### GIVEN TASK:
Mark each statement yes or no for whether it agrees with the excerpt on barite and ore isotopes below, and quote the words that decide it. 1. Seawater supplied most of the strontium in the barite. 2. The barite's sulfur isotopes and ⁸⁷Sr/⁸⁶Sr ratios together point to a mixing model for how the mineral formed. 3. The lead isotopic compositions of the ore minerals vary widely.

### SOURCE EXCERPT:
The ⁸⁷Sr/⁸⁶Sr compositions of barite show that, whereas seawater probably provided the major part of sulfur contained in barite, Sr (as well as Ba) was mainly supplied by the hydrothermal fluid and derived by the interaction of this fluid with footwall volcanic rocks.
Therefore, the combination of sulfur isotopes and ⁸⁷Sr/⁸⁶Sr ratios (⁸⁷Sr/⁸⁶Sr = 0.704601±9 to 0.705549±8) of the barite favors a mixing model for the precipitation of this mineral.

The lead isotopic compositions of ore minerals (Chiaradia & Fontboté 2001) are very homogenous and overlap the compositional field of the Main Macuchi rocks, suggesting derivation of the majority of ore lead from leaching of the Main Macuchi.

### GIVEN DATA:
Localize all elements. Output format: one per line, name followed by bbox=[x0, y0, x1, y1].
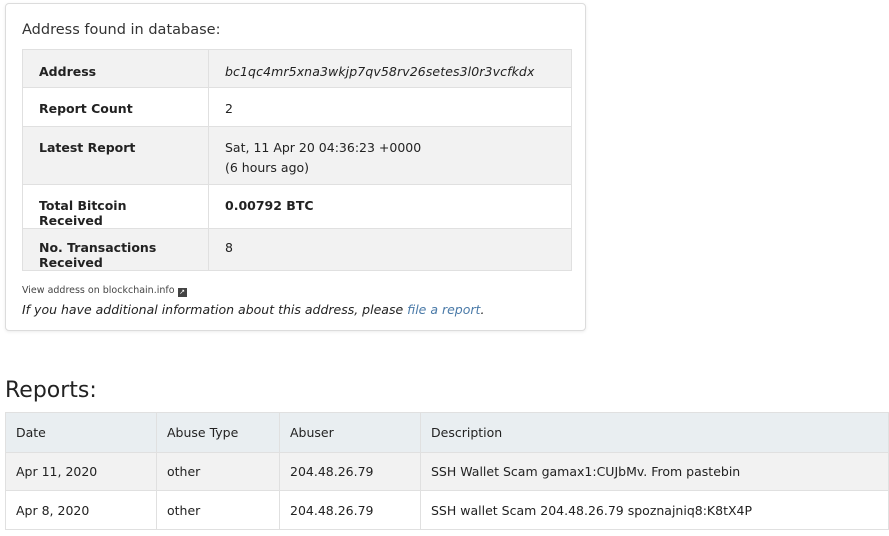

### TASK ANSWER:
1. No: "Sr (as well as Ba) was mainly supplied by the hydrothermal fluid"
2. Yes: "favors a mixing model for the precipitation of this mineral"
3. No: "are very homogenous"